Records from a data collection
* * * *

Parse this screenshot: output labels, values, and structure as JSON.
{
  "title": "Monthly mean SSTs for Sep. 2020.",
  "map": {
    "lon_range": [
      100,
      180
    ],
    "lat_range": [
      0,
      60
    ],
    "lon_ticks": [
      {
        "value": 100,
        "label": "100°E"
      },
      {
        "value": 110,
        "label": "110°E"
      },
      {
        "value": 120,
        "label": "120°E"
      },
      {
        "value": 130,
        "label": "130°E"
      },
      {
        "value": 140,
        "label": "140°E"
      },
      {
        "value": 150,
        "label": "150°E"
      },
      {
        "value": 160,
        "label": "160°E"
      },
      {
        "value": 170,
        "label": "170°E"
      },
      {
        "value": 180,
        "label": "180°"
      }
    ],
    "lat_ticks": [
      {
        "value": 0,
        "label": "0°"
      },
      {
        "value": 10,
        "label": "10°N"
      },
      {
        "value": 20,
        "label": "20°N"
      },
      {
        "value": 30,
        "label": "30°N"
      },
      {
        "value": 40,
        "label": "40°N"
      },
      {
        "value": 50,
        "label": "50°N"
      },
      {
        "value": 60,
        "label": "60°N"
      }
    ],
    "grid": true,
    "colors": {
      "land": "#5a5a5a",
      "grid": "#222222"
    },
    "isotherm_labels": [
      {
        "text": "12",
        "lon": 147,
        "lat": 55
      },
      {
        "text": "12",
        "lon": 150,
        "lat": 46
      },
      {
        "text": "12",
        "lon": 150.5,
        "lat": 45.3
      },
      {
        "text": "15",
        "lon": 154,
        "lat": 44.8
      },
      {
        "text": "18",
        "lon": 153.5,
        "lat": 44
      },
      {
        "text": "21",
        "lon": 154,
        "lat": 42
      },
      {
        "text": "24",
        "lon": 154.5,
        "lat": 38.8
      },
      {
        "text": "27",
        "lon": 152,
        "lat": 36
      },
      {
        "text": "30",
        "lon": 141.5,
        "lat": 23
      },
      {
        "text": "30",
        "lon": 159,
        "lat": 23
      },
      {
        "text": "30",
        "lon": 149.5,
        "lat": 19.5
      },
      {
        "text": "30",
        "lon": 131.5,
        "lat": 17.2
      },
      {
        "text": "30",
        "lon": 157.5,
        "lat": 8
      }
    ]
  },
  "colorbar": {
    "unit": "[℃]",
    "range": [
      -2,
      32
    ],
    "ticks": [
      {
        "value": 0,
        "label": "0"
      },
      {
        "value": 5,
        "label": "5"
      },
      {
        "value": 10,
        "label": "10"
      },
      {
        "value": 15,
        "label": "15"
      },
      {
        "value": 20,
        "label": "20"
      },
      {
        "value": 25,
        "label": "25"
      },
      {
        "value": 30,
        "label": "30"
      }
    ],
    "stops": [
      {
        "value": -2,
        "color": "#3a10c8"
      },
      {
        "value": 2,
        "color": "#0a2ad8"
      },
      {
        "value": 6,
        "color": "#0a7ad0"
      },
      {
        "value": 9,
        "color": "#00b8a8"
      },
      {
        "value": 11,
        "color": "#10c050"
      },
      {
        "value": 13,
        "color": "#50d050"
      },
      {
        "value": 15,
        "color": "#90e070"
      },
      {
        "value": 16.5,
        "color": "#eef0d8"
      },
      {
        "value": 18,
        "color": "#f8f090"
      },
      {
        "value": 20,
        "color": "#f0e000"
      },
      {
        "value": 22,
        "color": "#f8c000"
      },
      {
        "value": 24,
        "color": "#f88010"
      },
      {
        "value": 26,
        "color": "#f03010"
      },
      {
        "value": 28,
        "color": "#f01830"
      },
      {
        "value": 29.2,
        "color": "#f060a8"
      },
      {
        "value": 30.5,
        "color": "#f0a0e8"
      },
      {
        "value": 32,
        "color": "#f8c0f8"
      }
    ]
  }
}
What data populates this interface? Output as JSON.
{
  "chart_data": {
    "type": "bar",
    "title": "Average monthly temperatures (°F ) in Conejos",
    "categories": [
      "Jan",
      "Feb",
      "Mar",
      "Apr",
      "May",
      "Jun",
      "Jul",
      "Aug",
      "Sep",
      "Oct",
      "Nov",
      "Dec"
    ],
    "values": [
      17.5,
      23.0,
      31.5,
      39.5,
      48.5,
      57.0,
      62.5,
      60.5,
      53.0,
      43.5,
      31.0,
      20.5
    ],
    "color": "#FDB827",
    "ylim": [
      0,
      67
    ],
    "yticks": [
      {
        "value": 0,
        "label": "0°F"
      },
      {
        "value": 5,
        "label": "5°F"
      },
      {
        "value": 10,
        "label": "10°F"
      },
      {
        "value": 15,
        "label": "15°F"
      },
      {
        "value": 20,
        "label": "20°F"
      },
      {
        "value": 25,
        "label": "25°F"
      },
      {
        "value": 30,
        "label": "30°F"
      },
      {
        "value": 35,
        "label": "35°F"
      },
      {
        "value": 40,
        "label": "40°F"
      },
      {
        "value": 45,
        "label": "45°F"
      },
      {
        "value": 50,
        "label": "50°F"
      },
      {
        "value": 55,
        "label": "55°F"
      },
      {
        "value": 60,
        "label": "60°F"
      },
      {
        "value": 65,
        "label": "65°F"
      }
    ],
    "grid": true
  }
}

* * * *

Count every line above that holds the word "title", and state the number and nothing more.

The solution
2